◆ GOAL ◆
Copy out all lines carrying the word "total".

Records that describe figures
******************************

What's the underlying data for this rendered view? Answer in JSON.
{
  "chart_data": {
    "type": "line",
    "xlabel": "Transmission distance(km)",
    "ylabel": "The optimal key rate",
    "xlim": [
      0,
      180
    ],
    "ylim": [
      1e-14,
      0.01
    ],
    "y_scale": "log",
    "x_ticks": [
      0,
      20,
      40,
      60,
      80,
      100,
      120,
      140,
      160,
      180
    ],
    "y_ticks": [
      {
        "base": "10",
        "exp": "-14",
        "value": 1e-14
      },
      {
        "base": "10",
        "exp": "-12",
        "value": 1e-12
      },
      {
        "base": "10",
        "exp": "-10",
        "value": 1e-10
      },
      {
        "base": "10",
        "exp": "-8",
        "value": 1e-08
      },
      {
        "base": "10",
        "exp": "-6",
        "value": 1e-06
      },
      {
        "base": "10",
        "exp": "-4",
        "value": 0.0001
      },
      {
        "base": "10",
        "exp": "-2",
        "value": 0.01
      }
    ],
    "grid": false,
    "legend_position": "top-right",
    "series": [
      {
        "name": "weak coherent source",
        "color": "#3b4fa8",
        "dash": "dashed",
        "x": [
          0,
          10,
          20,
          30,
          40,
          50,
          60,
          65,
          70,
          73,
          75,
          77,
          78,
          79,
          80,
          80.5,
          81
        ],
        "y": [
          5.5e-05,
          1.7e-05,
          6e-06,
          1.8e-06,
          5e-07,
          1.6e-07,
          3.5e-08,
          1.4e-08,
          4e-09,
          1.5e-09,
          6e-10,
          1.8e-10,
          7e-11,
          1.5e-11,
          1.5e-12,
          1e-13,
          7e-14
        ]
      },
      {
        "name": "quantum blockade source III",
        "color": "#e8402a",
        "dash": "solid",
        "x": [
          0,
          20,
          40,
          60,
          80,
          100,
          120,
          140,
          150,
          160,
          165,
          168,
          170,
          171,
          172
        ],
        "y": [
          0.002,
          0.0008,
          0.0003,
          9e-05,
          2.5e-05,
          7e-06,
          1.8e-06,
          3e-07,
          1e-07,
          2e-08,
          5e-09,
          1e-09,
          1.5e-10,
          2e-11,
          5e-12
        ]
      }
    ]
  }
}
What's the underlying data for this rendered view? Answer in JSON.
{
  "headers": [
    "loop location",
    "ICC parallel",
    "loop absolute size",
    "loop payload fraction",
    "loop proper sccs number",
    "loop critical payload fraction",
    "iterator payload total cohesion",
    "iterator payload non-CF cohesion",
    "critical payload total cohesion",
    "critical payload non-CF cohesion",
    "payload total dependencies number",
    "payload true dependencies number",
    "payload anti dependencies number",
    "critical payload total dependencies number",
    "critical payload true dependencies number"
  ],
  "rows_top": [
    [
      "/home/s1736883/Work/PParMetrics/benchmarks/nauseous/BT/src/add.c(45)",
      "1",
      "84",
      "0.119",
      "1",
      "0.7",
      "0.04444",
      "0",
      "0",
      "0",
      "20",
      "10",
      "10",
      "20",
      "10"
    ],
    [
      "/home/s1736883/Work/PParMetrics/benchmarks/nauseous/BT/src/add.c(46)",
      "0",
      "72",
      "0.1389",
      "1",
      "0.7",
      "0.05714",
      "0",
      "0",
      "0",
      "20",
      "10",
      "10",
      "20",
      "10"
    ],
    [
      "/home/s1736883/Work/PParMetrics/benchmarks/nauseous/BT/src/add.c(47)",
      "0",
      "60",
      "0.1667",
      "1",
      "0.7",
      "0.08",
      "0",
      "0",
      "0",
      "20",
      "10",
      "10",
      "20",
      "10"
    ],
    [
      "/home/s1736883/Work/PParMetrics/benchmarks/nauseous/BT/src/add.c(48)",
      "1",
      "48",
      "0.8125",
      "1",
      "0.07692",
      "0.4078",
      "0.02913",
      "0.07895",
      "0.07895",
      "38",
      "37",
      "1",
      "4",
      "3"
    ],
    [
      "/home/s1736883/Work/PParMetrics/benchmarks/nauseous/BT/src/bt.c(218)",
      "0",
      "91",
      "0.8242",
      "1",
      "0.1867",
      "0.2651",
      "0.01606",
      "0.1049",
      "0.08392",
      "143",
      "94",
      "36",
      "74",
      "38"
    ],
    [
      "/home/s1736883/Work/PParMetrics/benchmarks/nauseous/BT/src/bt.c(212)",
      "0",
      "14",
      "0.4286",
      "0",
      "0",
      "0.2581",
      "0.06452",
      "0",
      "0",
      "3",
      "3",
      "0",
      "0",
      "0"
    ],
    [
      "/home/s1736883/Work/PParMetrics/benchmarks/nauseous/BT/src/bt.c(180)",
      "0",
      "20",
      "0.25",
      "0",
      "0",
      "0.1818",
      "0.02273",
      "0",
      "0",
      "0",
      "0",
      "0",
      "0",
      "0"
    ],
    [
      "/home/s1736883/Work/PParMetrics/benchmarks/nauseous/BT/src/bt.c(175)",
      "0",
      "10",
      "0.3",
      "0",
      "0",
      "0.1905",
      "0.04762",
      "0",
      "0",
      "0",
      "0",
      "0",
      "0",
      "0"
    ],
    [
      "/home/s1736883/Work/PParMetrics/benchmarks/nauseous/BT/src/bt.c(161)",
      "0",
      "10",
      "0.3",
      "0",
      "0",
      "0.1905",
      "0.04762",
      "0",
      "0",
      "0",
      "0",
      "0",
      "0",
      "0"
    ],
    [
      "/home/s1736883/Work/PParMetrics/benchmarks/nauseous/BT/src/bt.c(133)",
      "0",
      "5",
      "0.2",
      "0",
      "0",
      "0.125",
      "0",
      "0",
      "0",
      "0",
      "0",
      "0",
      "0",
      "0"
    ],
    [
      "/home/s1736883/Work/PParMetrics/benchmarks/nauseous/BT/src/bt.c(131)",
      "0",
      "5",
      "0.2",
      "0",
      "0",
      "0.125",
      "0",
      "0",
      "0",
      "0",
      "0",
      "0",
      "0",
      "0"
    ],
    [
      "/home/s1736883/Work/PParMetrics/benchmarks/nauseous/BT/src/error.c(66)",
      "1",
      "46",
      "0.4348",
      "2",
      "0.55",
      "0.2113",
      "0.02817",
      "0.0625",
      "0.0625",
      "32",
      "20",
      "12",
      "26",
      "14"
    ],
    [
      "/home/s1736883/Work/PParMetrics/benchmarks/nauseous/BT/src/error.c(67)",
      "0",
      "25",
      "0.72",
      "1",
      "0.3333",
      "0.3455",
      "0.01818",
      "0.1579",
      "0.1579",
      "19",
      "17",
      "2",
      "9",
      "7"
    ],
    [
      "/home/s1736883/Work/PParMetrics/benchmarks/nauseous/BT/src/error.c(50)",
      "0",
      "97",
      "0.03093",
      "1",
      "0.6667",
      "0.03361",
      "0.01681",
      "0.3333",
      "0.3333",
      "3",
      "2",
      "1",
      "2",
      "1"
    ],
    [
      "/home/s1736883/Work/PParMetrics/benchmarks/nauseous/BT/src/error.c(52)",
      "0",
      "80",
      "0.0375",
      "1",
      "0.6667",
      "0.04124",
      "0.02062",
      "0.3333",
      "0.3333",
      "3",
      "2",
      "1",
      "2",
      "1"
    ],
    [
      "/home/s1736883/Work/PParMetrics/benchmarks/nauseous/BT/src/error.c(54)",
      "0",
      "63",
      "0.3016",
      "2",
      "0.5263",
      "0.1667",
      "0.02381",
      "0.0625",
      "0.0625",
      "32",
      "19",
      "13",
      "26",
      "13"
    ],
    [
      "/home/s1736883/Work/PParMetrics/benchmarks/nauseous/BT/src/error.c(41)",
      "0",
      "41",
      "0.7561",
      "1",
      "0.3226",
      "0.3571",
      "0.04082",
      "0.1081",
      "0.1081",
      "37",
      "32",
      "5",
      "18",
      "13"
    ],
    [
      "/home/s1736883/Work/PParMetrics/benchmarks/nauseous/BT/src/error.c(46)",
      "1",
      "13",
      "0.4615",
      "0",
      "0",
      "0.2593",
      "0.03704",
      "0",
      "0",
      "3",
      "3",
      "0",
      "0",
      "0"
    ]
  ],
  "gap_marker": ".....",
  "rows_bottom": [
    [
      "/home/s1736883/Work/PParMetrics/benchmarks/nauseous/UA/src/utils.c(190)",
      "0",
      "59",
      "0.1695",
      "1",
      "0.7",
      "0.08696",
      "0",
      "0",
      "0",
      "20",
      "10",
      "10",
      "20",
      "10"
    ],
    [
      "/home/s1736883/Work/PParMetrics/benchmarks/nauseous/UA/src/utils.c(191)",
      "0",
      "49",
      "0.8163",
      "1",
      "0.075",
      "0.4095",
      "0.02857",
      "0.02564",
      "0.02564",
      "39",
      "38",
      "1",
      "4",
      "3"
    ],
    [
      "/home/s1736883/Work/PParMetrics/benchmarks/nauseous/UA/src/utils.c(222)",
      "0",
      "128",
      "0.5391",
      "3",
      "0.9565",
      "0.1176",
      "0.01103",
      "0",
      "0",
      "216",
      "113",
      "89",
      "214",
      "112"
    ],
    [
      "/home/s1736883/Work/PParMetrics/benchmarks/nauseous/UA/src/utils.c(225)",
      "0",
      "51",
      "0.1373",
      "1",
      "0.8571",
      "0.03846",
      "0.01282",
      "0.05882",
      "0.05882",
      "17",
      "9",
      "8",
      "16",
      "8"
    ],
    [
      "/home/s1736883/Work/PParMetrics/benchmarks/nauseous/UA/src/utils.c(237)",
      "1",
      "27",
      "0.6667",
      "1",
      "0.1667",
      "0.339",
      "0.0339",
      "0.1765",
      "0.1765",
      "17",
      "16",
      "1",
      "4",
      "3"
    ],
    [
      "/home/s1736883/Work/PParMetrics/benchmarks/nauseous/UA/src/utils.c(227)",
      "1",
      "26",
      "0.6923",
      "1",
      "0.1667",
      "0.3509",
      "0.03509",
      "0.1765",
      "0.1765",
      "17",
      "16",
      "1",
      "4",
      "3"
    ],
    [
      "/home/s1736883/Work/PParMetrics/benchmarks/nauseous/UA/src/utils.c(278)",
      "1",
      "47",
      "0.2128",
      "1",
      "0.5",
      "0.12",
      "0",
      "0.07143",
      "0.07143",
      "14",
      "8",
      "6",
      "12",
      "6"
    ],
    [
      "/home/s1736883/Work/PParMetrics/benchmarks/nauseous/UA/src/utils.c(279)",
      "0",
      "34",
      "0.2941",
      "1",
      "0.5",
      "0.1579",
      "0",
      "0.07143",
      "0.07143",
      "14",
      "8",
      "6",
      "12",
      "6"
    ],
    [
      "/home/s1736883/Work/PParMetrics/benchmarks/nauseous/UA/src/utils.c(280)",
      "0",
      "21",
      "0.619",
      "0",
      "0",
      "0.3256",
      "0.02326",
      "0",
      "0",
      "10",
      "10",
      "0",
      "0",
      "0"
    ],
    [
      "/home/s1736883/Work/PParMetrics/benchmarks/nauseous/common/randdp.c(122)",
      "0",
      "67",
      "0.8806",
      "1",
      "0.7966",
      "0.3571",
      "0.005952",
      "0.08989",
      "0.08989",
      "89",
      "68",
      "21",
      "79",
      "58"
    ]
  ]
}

******************************

◆ RESPONSE BELOW ◆
    "iterator payload total cohesion",
    "critical payload total cohesion",
    "payload total dependencies number",
    "critical payload total dependencies number",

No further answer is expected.